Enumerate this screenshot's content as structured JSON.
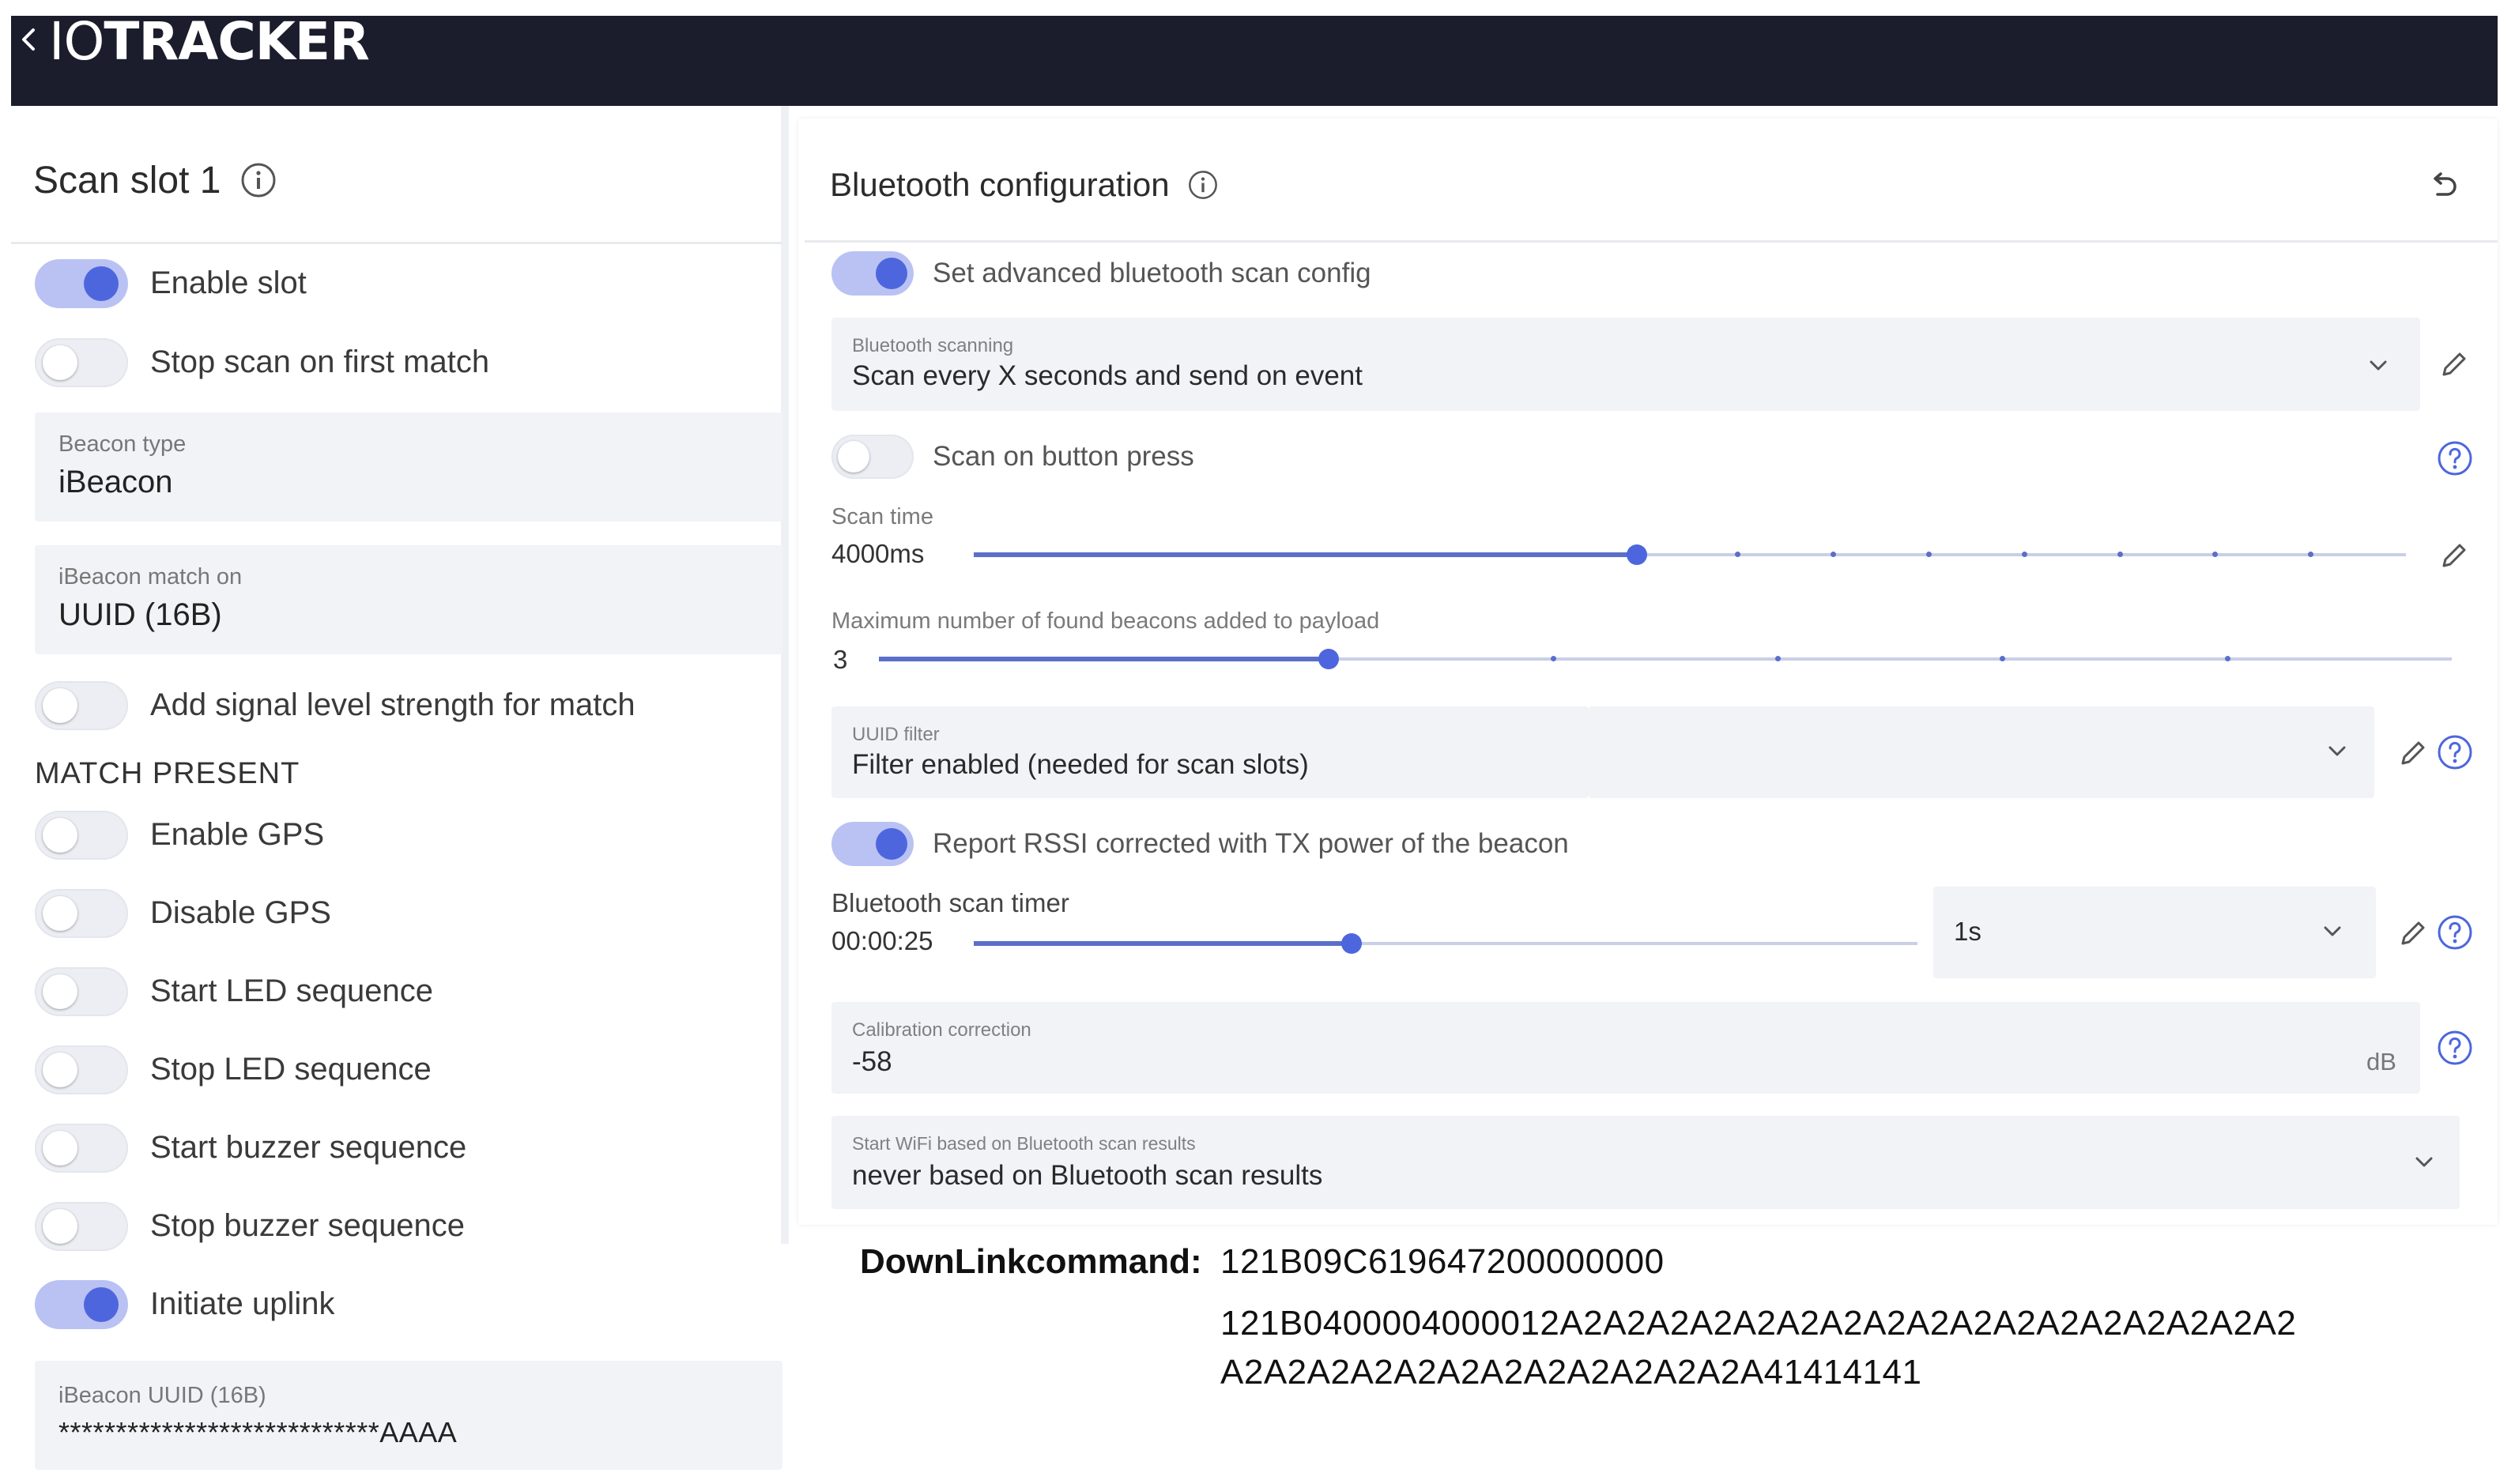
{
  "header": {
    "logo_thin": "IO",
    "logo_bold": "TRACKER"
  },
  "left": {
    "title": "Scan slot 1",
    "toggles_top": [
      {
        "label": "Enable slot",
        "on": true
      },
      {
        "label": "Stop scan on first match",
        "on": false
      }
    ],
    "beacon_type": {
      "label": "Beacon type",
      "value": "iBeacon"
    },
    "match_on": {
      "label": "iBeacon match on",
      "value": "UUID (16B)"
    },
    "signal_toggle": {
      "label": "Add signal level strength for match",
      "on": false
    },
    "section": "MATCH PRESENT",
    "toggles_match": [
      {
        "label": "Enable GPS",
        "on": false
      },
      {
        "label": "Disable GPS",
        "on": false
      },
      {
        "label": "Start LED sequence",
        "on": false
      },
      {
        "label": "Stop LED sequence",
        "on": false
      },
      {
        "label": "Start buzzer sequence",
        "on": false
      },
      {
        "label": "Stop buzzer sequence",
        "on": false
      },
      {
        "label": "Initiate uplink",
        "on": true
      }
    ],
    "uuid": {
      "label": "iBeacon UUID (16B)",
      "value": "****************************AAAA"
    }
  },
  "right": {
    "title": "Bluetooth configuration",
    "advanced": {
      "label": "Set advanced bluetooth scan config",
      "on": true
    },
    "scanning": {
      "label": "Bluetooth scanning",
      "value": "Scan every X seconds and send on event"
    },
    "button_press": {
      "label": "Scan on button press",
      "on": false
    },
    "scan_time": {
      "label": "Scan time",
      "value": "4000ms",
      "fraction": 0.463,
      "steps": 15
    },
    "max_beacons": {
      "label": "Maximum number of found beacons added to payload",
      "value": "3",
      "fraction": 0.286,
      "steps": 7
    },
    "uuid_filter": {
      "label": "UUID filter",
      "value": "Filter enabled (needed for scan slots)"
    },
    "rssi": {
      "label": "Report RSSI corrected with TX power of the beacon",
      "on": true
    },
    "scan_timer": {
      "label": "Bluetooth scan timer",
      "value": "00:00:25",
      "fraction": 0.4,
      "unit": "1s"
    },
    "calibration": {
      "label": "Calibration correction",
      "value": "-58",
      "unit": "dB"
    },
    "wifi": {
      "label": "Start WiFi based on Bluetooth scan results",
      "value": "never based on Bluetooth scan results"
    }
  },
  "downlink": {
    "label": "DownLinkcommand:",
    "line1": "121B09C619647200000000",
    "line2": "121B0400004000012A2A2A2A2A2A2A2A2A2A2A2A2A2A2A2A2A2",
    "line3": "A2A2A2A2A2A2A2A2A2A2A2A2A41414141"
  },
  "colors": {
    "header_bg": "#1b1d2c",
    "accent": "#4e66dd",
    "accent_light": "#b9c2f3",
    "field_bg": "#f2f3f7"
  },
  "icons": [
    "back-chevron-icon",
    "info-icon",
    "reset-icon",
    "chevron-down-icon",
    "pencil-icon",
    "help-circle-icon"
  ]
}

.....

Write out each line again precisely as it appears, skipping every picture.

Enumerate this screenshot's content as structured JSON.
{
  "header": {
    "logo_thin": "IO",
    "logo_bold": "TRACKER"
  },
  "left": {
    "title": "Scan slot 1",
    "toggles_top": [
      {
        "label": "Enable slot",
        "on": true
      },
      {
        "label": "Stop scan on first match",
        "on": false
      }
    ],
    "beacon_type": {
      "label": "Beacon type",
      "value": "iBeacon"
    },
    "match_on": {
      "label": "iBeacon match on",
      "value": "UUID (16B)"
    },
    "signal_toggle": {
      "label": "Add signal level strength for match",
      "on": false
    },
    "section": "MATCH PRESENT",
    "toggles_match": [
      {
        "label": "Enable GPS",
        "on": false
      },
      {
        "label": "Disable GPS",
        "on": false
      },
      {
        "label": "Start LED sequence",
        "on": false
      },
      {
        "label": "Stop LED sequence",
        "on": false
      },
      {
        "label": "Start buzzer sequence",
        "on": false
      },
      {
        "label": "Stop buzzer sequence",
        "on": false
      },
      {
        "label": "Initiate uplink",
        "on": true
      }
    ],
    "uuid": {
      "label": "iBeacon UUID (16B)",
      "value": "****************************AAAA"
    }
  },
  "right": {
    "title": "Bluetooth configuration",
    "advanced": {
      "label": "Set advanced bluetooth scan config",
      "on": true
    },
    "scanning": {
      "label": "Bluetooth scanning",
      "value": "Scan every X seconds and send on event"
    },
    "button_press": {
      "label": "Scan on button press",
      "on": false
    },
    "scan_time": {
      "label": "Scan time",
      "value": "4000ms",
      "fraction": 0.463,
      "steps": 15
    },
    "max_beacons": {
      "label": "Maximum number of found beacons added to payload",
      "value": "3",
      "fraction": 0.286,
      "steps": 7
    },
    "uuid_filter": {
      "label": "UUID filter",
      "value": "Filter enabled (needed for scan slots)"
    },
    "rssi": {
      "label": "Report RSSI corrected with TX power of the beacon",
      "on": true
    },
    "scan_timer": {
      "label": "Bluetooth scan timer",
      "value": "00:00:25",
      "fraction": 0.4,
      "unit": "1s"
    },
    "calibration": {
      "label": "Calibration correction",
      "value": "-58",
      "unit": "dB"
    },
    "wifi": {
      "label": "Start WiFi based on Bluetooth scan results",
      "value": "never based on Bluetooth scan results"
    }
  },
  "downlink": {
    "label": "DownLinkcommand:",
    "line1": "121B09C619647200000000",
    "line2": "121B0400004000012A2A2A2A2A2A2A2A2A2A2A2A2A2A2A2A2A2",
    "line3": "A2A2A2A2A2A2A2A2A2A2A2A2A41414141"
  },
  "colors": {
    "header_bg": "#1b1d2c",
    "accent": "#4e66dd",
    "accent_light": "#b9c2f3",
    "field_bg": "#f2f3f7"
  },
  "icons": [
    "back-chevron-icon",
    "info-icon",
    "reset-icon",
    "chevron-down-icon",
    "pencil-icon",
    "help-circle-icon"
  ]
}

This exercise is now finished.